§ TASK OBJECTIVE
Print every one of the rows below word for word, changing nothing.

§ LISTED ENTRIES
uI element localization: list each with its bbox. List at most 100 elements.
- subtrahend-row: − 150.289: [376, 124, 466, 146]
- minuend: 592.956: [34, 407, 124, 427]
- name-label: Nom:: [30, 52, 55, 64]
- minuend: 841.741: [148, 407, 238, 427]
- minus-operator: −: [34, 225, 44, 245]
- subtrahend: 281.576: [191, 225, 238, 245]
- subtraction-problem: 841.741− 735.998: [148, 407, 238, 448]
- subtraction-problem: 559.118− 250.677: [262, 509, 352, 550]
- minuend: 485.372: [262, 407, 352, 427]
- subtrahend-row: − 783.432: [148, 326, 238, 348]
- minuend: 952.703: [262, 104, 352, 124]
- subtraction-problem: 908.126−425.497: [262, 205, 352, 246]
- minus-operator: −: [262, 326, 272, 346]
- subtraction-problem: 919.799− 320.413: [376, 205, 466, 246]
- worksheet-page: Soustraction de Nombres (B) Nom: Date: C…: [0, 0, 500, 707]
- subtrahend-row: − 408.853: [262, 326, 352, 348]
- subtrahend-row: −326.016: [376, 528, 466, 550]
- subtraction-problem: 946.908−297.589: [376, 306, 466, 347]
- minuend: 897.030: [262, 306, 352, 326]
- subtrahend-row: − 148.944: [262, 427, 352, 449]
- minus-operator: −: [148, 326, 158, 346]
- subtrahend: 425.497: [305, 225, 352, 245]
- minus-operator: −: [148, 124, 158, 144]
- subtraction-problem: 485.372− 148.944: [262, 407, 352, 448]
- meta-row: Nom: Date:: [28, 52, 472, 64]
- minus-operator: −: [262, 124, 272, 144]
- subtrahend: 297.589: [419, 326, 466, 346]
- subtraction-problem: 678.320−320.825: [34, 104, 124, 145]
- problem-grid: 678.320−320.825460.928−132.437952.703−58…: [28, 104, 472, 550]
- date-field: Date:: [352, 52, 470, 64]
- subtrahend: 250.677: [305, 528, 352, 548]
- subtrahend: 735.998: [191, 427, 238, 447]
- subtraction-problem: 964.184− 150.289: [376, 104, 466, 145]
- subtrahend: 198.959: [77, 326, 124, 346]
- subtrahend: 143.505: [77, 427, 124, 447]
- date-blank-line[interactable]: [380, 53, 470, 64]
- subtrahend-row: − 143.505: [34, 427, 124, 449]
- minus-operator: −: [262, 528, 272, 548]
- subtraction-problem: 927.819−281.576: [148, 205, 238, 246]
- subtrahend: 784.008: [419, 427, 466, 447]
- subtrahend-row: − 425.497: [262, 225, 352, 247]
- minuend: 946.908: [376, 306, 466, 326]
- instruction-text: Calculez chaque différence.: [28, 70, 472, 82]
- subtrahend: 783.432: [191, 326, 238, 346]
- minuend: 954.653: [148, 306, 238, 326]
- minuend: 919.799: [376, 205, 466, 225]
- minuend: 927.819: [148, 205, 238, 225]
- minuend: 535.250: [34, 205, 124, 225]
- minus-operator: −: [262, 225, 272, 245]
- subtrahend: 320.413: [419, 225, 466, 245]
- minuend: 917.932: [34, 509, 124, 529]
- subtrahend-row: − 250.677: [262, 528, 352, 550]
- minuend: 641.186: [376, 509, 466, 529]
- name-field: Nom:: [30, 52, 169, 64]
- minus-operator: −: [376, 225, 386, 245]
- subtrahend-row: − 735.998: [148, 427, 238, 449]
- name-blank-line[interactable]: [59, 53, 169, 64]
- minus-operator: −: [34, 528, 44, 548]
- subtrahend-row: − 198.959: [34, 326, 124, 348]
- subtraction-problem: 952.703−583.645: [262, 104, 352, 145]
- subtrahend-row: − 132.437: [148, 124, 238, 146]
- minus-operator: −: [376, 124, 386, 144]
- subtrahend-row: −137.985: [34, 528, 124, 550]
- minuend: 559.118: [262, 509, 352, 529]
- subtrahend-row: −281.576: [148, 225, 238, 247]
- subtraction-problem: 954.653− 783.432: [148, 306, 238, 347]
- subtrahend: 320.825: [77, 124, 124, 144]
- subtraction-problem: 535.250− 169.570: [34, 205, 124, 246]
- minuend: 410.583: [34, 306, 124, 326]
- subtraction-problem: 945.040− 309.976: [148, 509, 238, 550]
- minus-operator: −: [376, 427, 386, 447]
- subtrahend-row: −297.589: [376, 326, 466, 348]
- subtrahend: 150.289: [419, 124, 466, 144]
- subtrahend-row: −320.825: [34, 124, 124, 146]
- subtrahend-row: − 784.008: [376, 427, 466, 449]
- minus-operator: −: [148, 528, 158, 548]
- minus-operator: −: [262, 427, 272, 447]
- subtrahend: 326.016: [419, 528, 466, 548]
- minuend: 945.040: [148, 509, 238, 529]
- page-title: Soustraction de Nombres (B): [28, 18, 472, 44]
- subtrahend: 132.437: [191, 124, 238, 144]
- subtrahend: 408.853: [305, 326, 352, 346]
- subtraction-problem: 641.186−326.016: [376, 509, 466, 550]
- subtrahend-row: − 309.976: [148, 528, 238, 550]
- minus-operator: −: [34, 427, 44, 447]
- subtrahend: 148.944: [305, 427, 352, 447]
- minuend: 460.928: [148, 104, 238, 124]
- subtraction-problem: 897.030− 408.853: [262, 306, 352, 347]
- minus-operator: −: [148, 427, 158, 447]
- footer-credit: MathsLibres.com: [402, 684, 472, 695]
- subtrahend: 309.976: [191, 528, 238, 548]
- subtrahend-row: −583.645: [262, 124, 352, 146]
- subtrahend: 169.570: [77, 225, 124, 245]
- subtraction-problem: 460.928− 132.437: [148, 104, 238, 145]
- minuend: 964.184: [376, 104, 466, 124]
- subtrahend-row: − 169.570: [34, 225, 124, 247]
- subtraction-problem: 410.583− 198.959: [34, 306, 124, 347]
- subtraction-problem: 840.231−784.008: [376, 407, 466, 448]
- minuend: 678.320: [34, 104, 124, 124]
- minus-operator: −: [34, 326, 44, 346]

§ EXERCISE RESPONSE
uI element localization: list each with its bbox. List at most 100 elements.
- subtrahend-row: − 150.289: [376, 124, 466, 146]
- minuend: 592.956: [34, 407, 124, 427]
- name-label: Nom:: [30, 52, 55, 64]
- minuend: 841.741: [148, 407, 238, 427]
- minus-operator: −: [34, 225, 44, 245]
- subtrahend: 281.576: [191, 225, 238, 245]
- subtraction-problem: 841.741− 735.998: [148, 407, 238, 448]
- subtraction-problem: 559.118− 250.677: [262, 509, 352, 550]
- minuend: 485.372: [262, 407, 352, 427]
- subtrahend-row: − 783.432: [148, 326, 238, 348]
- minuend: 952.703: [262, 104, 352, 124]
- subtraction-problem: 908.126−425.497: [262, 205, 352, 246]
- minus-operator: −: [262, 326, 272, 346]
- subtraction-problem: 919.799− 320.413: [376, 205, 466, 246]
- worksheet-page: Soustraction de Nombres (B) Nom: Date: C…: [0, 0, 500, 707]
- subtrahend-row: − 408.853: [262, 326, 352, 348]
- subtrahend-row: −326.016: [376, 528, 466, 550]
- subtraction-problem: 946.908−297.589: [376, 306, 466, 347]
- minuend: 897.030: [262, 306, 352, 326]
- subtrahend-row: − 148.944: [262, 427, 352, 449]
- minus-operator: −: [148, 326, 158, 346]
- subtrahend: 425.497: [305, 225, 352, 245]
- minus-operator: −: [148, 124, 158, 144]
- subtraction-problem: 485.372− 148.944: [262, 407, 352, 448]
- meta-row: Nom: Date:: [28, 52, 472, 64]
- minus-operator: −: [262, 124, 272, 144]
- subtrahend: 297.589: [419, 326, 466, 346]
- subtraction-problem: 678.320−320.825: [34, 104, 124, 145]
- problem-grid: 678.320−320.825460.928−132.437952.703−58…: [28, 104, 472, 550]
- date-field: Date:: [352, 52, 470, 64]
- subtrahend: 250.677: [305, 528, 352, 548]
- subtrahend: 735.998: [191, 427, 238, 447]
- subtraction-problem: 964.184− 150.289: [376, 104, 466, 145]
- subtrahend: 198.959: [77, 326, 124, 346]
- subtrahend: 143.505: [77, 427, 124, 447]
- date-blank-line[interactable]: [380, 53, 470, 64]
- subtrahend-row: − 143.505: [34, 427, 124, 449]
- minus-operator: −: [262, 528, 272, 548]
- subtraction-problem: 927.819−281.576: [148, 205, 238, 246]
- subtrahend: 784.008: [419, 427, 466, 447]
- subtrahend-row: − 425.497: [262, 225, 352, 247]
- minuend: 946.908: [376, 306, 466, 326]
- instruction-text: Calculez chaque différence.: [28, 70, 472, 82]
- subtrahend: 783.432: [191, 326, 238, 346]
- minuend: 954.653: [148, 306, 238, 326]
- minuend: 919.799: [376, 205, 466, 225]
- minuend: 927.819: [148, 205, 238, 225]
- minuend: 535.250: [34, 205, 124, 225]
- minus-operator: −: [262, 225, 272, 245]
- subtrahend: 320.413: [419, 225, 466, 245]
- minuend: 917.932: [34, 509, 124, 529]
- subtrahend-row: − 250.677: [262, 528, 352, 550]
- minuend: 641.186: [376, 509, 466, 529]
- name-field: Nom:: [30, 52, 169, 64]
- minus-operator: −: [376, 225, 386, 245]
- subtrahend-row: − 735.998: [148, 427, 238, 449]
- name-blank-line[interactable]: [59, 53, 169, 64]
- minus-operator: −: [34, 528, 44, 548]
- subtrahend-row: − 198.959: [34, 326, 124, 348]
- subtraction-problem: 952.703−583.645: [262, 104, 352, 145]
- subtrahend-row: − 132.437: [148, 124, 238, 146]
- minus-operator: −: [376, 124, 386, 144]
- subtrahend-row: −137.985: [34, 528, 124, 550]
- minuend: 559.118: [262, 509, 352, 529]
- subtrahend-row: −281.576: [148, 225, 238, 247]
- subtraction-problem: 954.653− 783.432: [148, 306, 238, 347]
- subtrahend: 320.825: [77, 124, 124, 144]
- subtraction-problem: 535.250− 169.570: [34, 205, 124, 246]
- minuend: 410.583: [34, 306, 124, 326]
- subtraction-problem: 945.040− 309.976: [148, 509, 238, 550]
- minus-operator: −: [376, 427, 386, 447]
- subtrahend-row: −297.589: [376, 326, 466, 348]
- subtrahend: 150.289: [419, 124, 466, 144]
- subtrahend-row: −320.825: [34, 124, 124, 146]
- subtrahend-row: − 784.008: [376, 427, 466, 449]
- minus-operator: −: [148, 528, 158, 548]
- minus-operator: −: [262, 427, 272, 447]
- subtrahend: 326.016: [419, 528, 466, 548]
- minuend: 945.040: [148, 509, 238, 529]
- page-title: Soustraction de Nombres (B): [28, 18, 472, 44]
- subtrahend: 132.437: [191, 124, 238, 144]
- subtrahend: 408.853: [305, 326, 352, 346]
- subtraction-problem: 641.186−326.016: [376, 509, 466, 550]
- subtrahend-row: − 309.976: [148, 528, 238, 550]
- minus-operator: −: [34, 427, 44, 447]
- subtrahend: 148.944: [305, 427, 352, 447]
- minuend: 460.928: [148, 104, 238, 124]
- subtraction-problem: 897.030− 408.853: [262, 306, 352, 347]
- minus-operator: −: [148, 427, 158, 447]
- footer-credit: MathsLibres.com: [402, 684, 472, 695]
- subtrahend: 309.976: [191, 528, 238, 548]
- subtrahend-row: −583.645: [262, 124, 352, 146]
- subtrahend: 169.570: [77, 225, 124, 245]
- subtraction-problem: 460.928− 132.437: [148, 104, 238, 145]
- minuend: 964.184: [376, 104, 466, 124]
- subtrahend-row: − 169.570: [34, 225, 124, 247]
- subtraction-problem: 410.583− 198.959: [34, 306, 124, 347]
- subtraction-problem: 840.231−784.008: [376, 407, 466, 448]
- minuend: 678.320: [34, 104, 124, 124]
- minus-operator: −: [34, 326, 44, 346]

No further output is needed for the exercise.